##### Given entries
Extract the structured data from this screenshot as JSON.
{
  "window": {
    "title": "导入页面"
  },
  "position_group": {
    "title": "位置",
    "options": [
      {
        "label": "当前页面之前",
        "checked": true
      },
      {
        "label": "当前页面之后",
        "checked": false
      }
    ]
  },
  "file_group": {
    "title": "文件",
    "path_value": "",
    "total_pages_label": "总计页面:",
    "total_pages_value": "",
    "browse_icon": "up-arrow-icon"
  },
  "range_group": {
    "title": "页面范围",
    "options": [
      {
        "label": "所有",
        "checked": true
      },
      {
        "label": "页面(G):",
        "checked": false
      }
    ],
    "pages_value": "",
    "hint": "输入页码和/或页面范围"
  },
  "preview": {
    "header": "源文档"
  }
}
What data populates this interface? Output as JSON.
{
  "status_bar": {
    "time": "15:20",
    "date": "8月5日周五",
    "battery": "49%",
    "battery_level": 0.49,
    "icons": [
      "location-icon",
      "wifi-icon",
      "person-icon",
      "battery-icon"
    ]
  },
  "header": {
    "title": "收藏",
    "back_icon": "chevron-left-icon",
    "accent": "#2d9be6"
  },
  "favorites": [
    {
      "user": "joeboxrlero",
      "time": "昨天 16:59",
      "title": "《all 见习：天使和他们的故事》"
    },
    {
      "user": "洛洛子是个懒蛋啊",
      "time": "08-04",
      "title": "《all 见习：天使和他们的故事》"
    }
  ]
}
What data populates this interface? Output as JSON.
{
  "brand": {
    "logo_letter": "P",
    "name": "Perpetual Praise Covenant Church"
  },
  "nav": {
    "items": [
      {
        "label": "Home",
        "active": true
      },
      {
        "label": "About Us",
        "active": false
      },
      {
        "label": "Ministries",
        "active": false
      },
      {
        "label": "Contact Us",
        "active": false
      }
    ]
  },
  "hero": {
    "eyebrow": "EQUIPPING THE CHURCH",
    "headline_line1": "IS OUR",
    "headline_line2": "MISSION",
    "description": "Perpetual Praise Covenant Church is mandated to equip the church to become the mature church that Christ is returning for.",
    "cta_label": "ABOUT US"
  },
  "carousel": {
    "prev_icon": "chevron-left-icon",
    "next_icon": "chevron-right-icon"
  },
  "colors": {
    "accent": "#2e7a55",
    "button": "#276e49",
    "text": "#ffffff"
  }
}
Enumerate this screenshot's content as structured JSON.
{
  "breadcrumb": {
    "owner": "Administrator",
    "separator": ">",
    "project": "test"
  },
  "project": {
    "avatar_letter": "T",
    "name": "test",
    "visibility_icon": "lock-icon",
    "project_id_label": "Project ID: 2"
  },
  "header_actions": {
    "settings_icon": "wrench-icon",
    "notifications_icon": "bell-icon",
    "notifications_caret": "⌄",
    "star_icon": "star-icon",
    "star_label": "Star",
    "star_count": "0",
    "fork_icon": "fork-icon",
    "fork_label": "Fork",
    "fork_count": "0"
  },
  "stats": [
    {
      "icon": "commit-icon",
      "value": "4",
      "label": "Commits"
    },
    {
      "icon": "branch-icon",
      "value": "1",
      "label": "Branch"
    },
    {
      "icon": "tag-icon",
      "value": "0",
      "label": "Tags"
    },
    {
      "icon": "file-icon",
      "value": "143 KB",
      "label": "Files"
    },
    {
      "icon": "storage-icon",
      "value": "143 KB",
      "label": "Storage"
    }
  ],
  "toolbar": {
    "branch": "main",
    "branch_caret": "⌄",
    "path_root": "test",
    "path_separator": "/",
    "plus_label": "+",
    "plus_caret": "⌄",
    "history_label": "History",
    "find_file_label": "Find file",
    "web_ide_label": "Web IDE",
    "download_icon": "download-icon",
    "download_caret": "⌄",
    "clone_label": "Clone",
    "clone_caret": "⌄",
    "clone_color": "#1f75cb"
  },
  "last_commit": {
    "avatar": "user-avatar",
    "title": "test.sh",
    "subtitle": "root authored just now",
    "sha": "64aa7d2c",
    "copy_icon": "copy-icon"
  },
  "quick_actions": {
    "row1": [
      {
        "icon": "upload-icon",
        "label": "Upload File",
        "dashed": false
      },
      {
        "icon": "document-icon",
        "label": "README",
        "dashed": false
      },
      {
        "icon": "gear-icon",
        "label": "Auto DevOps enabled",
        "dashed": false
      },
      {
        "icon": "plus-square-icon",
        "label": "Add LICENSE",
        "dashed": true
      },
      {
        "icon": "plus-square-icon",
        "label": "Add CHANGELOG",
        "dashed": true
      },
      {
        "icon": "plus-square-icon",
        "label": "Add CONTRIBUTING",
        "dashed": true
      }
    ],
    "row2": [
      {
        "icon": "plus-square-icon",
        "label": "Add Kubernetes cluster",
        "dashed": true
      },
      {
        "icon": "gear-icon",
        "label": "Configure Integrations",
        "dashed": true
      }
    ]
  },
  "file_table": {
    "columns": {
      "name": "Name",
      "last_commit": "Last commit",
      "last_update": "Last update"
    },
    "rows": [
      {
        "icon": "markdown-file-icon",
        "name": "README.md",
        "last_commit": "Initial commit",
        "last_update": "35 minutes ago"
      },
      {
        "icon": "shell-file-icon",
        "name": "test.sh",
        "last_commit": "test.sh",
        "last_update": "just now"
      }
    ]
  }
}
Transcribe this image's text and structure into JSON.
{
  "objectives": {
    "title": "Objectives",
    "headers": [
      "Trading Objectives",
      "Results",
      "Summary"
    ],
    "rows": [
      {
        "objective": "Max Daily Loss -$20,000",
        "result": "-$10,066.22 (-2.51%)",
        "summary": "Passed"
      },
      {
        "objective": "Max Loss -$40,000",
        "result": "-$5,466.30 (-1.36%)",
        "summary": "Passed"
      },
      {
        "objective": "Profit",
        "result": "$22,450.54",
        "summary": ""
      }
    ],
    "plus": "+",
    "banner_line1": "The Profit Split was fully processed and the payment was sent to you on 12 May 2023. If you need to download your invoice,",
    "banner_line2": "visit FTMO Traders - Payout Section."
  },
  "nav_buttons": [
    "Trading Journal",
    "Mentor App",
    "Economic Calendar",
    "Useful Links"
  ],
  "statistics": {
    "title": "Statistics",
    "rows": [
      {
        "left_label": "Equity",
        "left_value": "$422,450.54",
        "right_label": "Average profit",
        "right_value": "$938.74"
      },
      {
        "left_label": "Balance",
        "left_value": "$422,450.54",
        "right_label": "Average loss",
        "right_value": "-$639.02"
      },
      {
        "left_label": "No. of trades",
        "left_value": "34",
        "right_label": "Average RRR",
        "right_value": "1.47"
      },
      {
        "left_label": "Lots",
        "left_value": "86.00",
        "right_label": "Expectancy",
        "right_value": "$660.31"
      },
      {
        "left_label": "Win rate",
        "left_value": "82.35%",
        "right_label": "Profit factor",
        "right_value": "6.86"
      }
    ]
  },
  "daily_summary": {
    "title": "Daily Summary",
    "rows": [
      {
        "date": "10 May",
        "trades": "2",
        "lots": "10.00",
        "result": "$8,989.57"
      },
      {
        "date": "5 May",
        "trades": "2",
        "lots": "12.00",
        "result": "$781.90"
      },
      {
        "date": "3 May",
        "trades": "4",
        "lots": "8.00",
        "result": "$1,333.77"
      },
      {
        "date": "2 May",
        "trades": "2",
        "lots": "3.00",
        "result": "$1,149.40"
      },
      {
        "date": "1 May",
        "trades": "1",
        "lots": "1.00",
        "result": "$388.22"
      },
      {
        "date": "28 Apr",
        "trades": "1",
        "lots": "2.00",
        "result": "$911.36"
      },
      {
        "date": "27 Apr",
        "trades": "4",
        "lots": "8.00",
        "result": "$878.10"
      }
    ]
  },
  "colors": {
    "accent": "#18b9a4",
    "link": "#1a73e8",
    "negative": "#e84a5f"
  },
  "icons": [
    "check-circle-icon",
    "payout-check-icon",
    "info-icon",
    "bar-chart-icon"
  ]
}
##########
# Work to do:
Look through the entries and return every line where "text" appears.

# Final result:
    "text": "#ffffff"
Transcribe this image's text and structure into JSON.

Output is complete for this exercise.